>>>

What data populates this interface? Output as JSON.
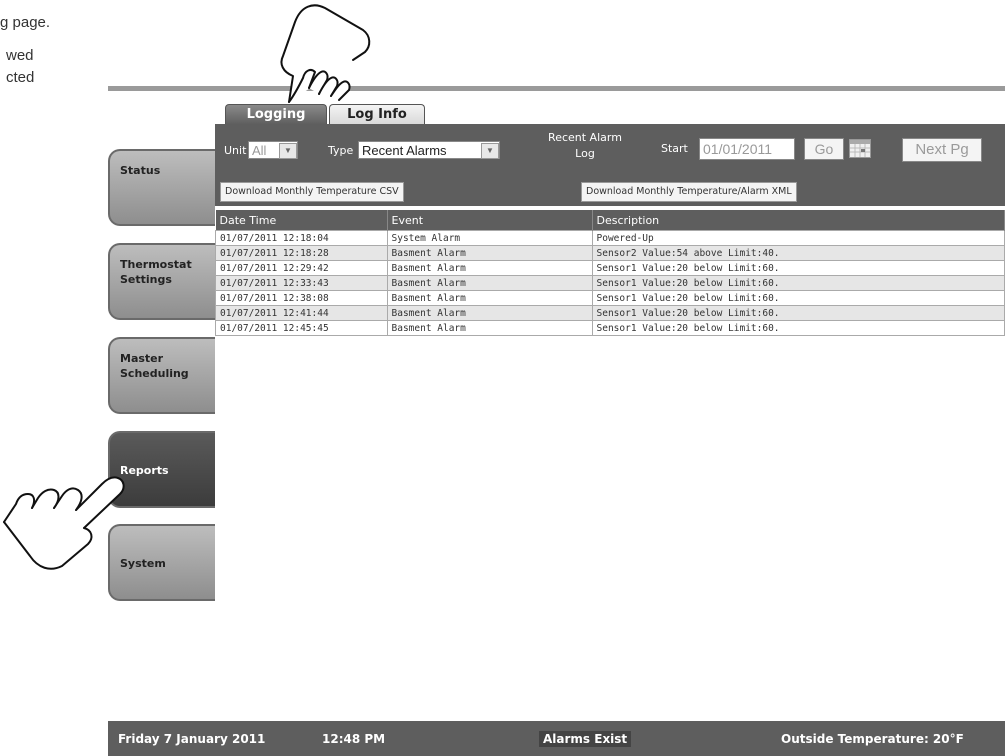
{
  "doc_text": {
    "line1": "g page.",
    "line2": "wed",
    "line3": "cted"
  },
  "tabs": [
    {
      "label": "Logging",
      "active": true
    },
    {
      "label": "Log Info",
      "active": false
    }
  ],
  "filters": {
    "unit_label": "Unit",
    "unit_value": "All",
    "type_label": "Type",
    "type_value": "Recent Alarms",
    "title_line1": "Recent Alarm",
    "title_line2": "Log",
    "start_label": "Start",
    "start_value": "01/01/2011",
    "go_label": "Go",
    "next_label": "Next Pg"
  },
  "downloads": {
    "csv_label": "Download Monthly Temperature CSV",
    "xml_label": "Download Monthly Temperature/Alarm XML"
  },
  "table": {
    "headers": [
      "Date   Time",
      "Event",
      "Description"
    ],
    "rows": [
      [
        "01/07/2011 12:18:04",
        "System Alarm",
        "Powered-Up"
      ],
      [
        "01/07/2011 12:18:28",
        "Basment Alarm",
        "Sensor2 Value:54 above Limit:40."
      ],
      [
        "01/07/2011 12:29:42",
        "Basment Alarm",
        "Sensor1 Value:20 below Limit:60."
      ],
      [
        "01/07/2011 12:33:43",
        "Basment Alarm",
        "Sensor1 Value:20 below Limit:60."
      ],
      [
        "01/07/2011 12:38:08",
        "Basment Alarm",
        "Sensor1 Value:20 below Limit:60."
      ],
      [
        "01/07/2011 12:41:44",
        "Basment Alarm",
        "Sensor1 Value:20 below Limit:60."
      ],
      [
        "01/07/2011 12:45:45",
        "Basment Alarm",
        "Sensor1 Value:20 below Limit:60."
      ]
    ]
  },
  "sidebar": {
    "items": [
      {
        "label": "Status",
        "active": false
      },
      {
        "label": "Thermostat Settings",
        "active": false
      },
      {
        "label": "Master Scheduling",
        "active": false
      },
      {
        "label": "Reports",
        "active": true
      },
      {
        "label": "System",
        "active": false
      }
    ]
  },
  "status_bar": {
    "date": "Friday  7 January 2011",
    "time": "12:48 PM",
    "alarm": "Alarms Exist",
    "outside_temp": "Outside Temperature: 20°F"
  },
  "icons": {
    "hand_top": "pointing-hand-icon",
    "hand_left": "pointing-hand-icon",
    "calendar": "calendar-icon",
    "select_arrow": "chevron-down-icon"
  }
}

<<<

> [THE EXERCISE]: Quote each record exactly as it stands, minus the pictures.

> [ANSWER TO THIS EXERCISE]:
What data populates this interface? Output as JSON.
{
  "doc_text": {
    "line1": "g page.",
    "line2": "wed",
    "line3": "cted"
  },
  "tabs": [
    {
      "label": "Logging",
      "active": true
    },
    {
      "label": "Log Info",
      "active": false
    }
  ],
  "filters": {
    "unit_label": "Unit",
    "unit_value": "All",
    "type_label": "Type",
    "type_value": "Recent Alarms",
    "title_line1": "Recent Alarm",
    "title_line2": "Log",
    "start_label": "Start",
    "start_value": "01/01/2011",
    "go_label": "Go",
    "next_label": "Next Pg"
  },
  "downloads": {
    "csv_label": "Download Monthly Temperature CSV",
    "xml_label": "Download Monthly Temperature/Alarm XML"
  },
  "table": {
    "headers": [
      "Date   Time",
      "Event",
      "Description"
    ],
    "rows": [
      [
        "01/07/2011 12:18:04",
        "System Alarm",
        "Powered-Up"
      ],
      [
        "01/07/2011 12:18:28",
        "Basment Alarm",
        "Sensor2 Value:54 above Limit:40."
      ],
      [
        "01/07/2011 12:29:42",
        "Basment Alarm",
        "Sensor1 Value:20 below Limit:60."
      ],
      [
        "01/07/2011 12:33:43",
        "Basment Alarm",
        "Sensor1 Value:20 below Limit:60."
      ],
      [
        "01/07/2011 12:38:08",
        "Basment Alarm",
        "Sensor1 Value:20 below Limit:60."
      ],
      [
        "01/07/2011 12:41:44",
        "Basment Alarm",
        "Sensor1 Value:20 below Limit:60."
      ],
      [
        "01/07/2011 12:45:45",
        "Basment Alarm",
        "Sensor1 Value:20 below Limit:60."
      ]
    ]
  },
  "sidebar": {
    "items": [
      {
        "label": "Status",
        "active": false
      },
      {
        "label": "Thermostat Settings",
        "active": false
      },
      {
        "label": "Master Scheduling",
        "active": false
      },
      {
        "label": "Reports",
        "active": true
      },
      {
        "label": "System",
        "active": false
      }
    ]
  },
  "status_bar": {
    "date": "Friday  7 January 2011",
    "time": "12:48 PM",
    "alarm": "Alarms Exist",
    "outside_temp": "Outside Temperature: 20°F"
  },
  "icons": {
    "hand_top": "pointing-hand-icon",
    "hand_left": "pointing-hand-icon",
    "calendar": "calendar-icon",
    "select_arrow": "chevron-down-icon"
  }
}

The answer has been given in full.